- TASK DETAILS
Below are records to repeat exactly. Omit the pictures from the copy.

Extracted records
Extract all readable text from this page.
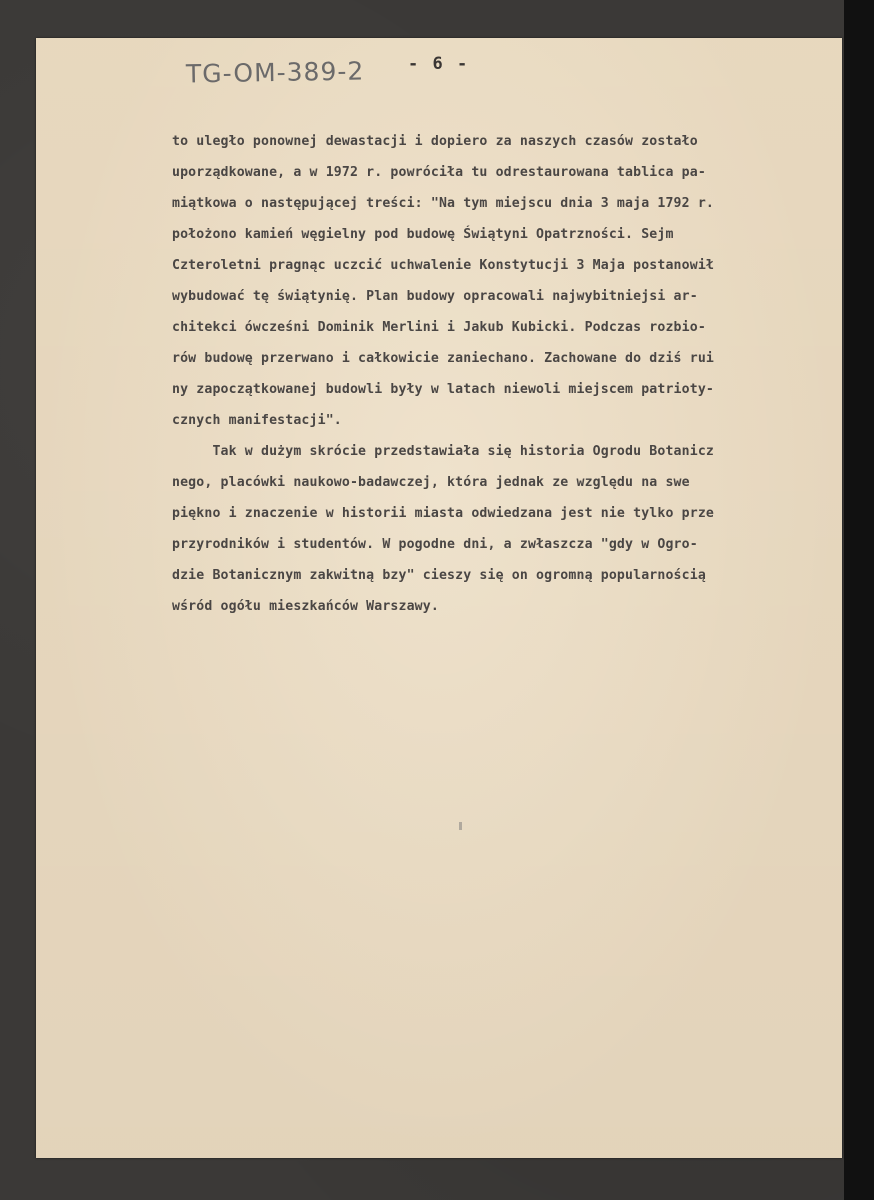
TG-OM-389-2	- 6 -
to uległo ponownej dewastacji i dopiero za naszych czasów zostało
uporządkowane, a w 1972 r. powróciła tu odrestaurowana tablica pa-
miątkowa o następującej treści: "Na tym miejscu dnia 3 maja 1792 r.
położono kamień węgielny pod budowę Świątyni Opatrzności. Sejm
Czteroletni pragnąc uczcić uchwalenie Konstytucji 3 Maja postanowił
wybudować tę świątynię. Plan budowy opracowali najwybitniejsi ar-
chitekci ówcześni Dominik Merlini i Jakub Kubicki. Podczas rozbio-
rów budowę przerwano i całkowicie zaniechano. Zachowane do dziś rui
ny zapoczątkowanej budowli były w latach niewoli miejscem patrioty-
cznych manifestacji".
Tak w dużym skrócie przedstawiała się historia Ogrodu Botanicz
nego, placówki naukowo-badawczej, która jednak ze względu na swe
piękno i znaczenie w historii miasta odwiedzana jest nie tylko prze
przyrodników i studentów. W pogodne dni, a zwłaszcza "gdy w Ogro-
dzie Botanicznym zakwitną bzy" cieszy się on ogromną popularnością
wśród ogółu mieszkańców Warszawy.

- EXERCISE RESULT
Extract all readable text from this page.
TG-OM-389-2	- 6 -
to uległo ponownej dewastacji i dopiero za naszych czasów zostało
uporządkowane, a w 1972 r. powróciła tu odrestaurowana tablica pa-
miątkowa o następującej treści: "Na tym miejscu dnia 3 maja 1792 r.
położono kamień węgielny pod budowę Świątyni Opatrzności. Sejm
Czteroletni pragnąc uczcić uchwalenie Konstytucji 3 Maja postanowił
wybudować tę świątynię. Plan budowy opracowali najwybitniejsi ar-
chitekci ówcześni Dominik Merlini i Jakub Kubicki. Podczas rozbio-
rów budowę przerwano i całkowicie zaniechano. Zachowane do dziś rui
ny zapoczątkowanej budowli były w latach niewoli miejscem patrioty-
cznych manifestacji".
Tak w dużym skrócie przedstawiała się historia Ogrodu Botanicz
nego, placówki naukowo-badawczej, która jednak ze względu na swe
piękno i znaczenie w historii miasta odwiedzana jest nie tylko prze
przyrodników i studentów. W pogodne dni, a zwłaszcza "gdy w Ogro-
dzie Botanicznym zakwitną bzy" cieszy się on ogromną popularnością
wśród ogółu mieszkańców Warszawy.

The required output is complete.